Exercise objective> Retype all the records with nothing changed.

Dataset records>
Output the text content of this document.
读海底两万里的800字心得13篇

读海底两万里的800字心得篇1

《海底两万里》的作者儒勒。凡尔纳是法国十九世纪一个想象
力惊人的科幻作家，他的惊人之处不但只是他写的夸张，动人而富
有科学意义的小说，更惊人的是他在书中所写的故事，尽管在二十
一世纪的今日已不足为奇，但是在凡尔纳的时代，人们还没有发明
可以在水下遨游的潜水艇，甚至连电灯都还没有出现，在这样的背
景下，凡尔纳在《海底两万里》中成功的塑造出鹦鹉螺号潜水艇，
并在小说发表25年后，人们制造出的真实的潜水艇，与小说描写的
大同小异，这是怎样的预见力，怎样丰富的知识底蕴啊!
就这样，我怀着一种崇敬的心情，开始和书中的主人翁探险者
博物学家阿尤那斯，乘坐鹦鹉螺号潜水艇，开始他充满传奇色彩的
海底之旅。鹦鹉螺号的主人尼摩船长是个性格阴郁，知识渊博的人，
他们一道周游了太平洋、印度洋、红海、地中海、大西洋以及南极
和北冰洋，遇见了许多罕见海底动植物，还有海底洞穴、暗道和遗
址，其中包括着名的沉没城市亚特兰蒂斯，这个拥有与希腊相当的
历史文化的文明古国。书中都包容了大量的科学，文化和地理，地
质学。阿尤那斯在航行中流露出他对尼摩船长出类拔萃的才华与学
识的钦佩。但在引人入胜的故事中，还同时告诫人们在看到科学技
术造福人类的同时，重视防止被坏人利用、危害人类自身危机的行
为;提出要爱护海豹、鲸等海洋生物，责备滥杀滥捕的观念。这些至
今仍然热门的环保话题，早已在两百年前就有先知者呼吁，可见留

Solution for this exercise>
Output the text content of this document.
读海底两万里的800字心得13篇

读海底两万里的800字心得篇1

《海底两万里》的作者儒勒。凡尔纳是法国十九世纪一个想象
力惊人的科幻作家，他的惊人之处不但只是他写的夸张，动人而富
有科学意义的小说，更惊人的是他在书中所写的故事，尽管在二十
一世纪的今日已不足为奇，但是在凡尔纳的时代，人们还没有发明
可以在水下遨游的潜水艇，甚至连电灯都还没有出现，在这样的背
景下，凡尔纳在《海底两万里》中成功的塑造出鹦鹉螺号潜水艇，
并在小说发表25年后，人们制造出的真实的潜水艇，与小说描写的
大同小异，这是怎样的预见力，怎样丰富的知识底蕴啊!
就这样，我怀着一种崇敬的心情，开始和书中的主人翁探险者
博物学家阿尤那斯，乘坐鹦鹉螺号潜水艇，开始他充满传奇色彩的
海底之旅。鹦鹉螺号的主人尼摩船长是个性格阴郁，知识渊博的人，
他们一道周游了太平洋、印度洋、红海、地中海、大西洋以及南极
和北冰洋，遇见了许多罕见海底动植物，还有海底洞穴、暗道和遗
址，其中包括着名的沉没城市亚特兰蒂斯，这个拥有与希腊相当的
历史文化的文明古国。书中都包容了大量的科学，文化和地理，地
质学。阿尤那斯在航行中流露出他对尼摩船长出类拔萃的才华与学
识的钦佩。但在引人入胜的故事中，还同时告诫人们在看到科学技
术造福人类的同时，重视防止被坏人利用、危害人类自身危机的行
为;提出要爱护海豹、鲸等海洋生物，责备滥杀滥捕的观念。这些至
今仍然热门的环保话题，早已在两百年前就有先知者呼吁，可见留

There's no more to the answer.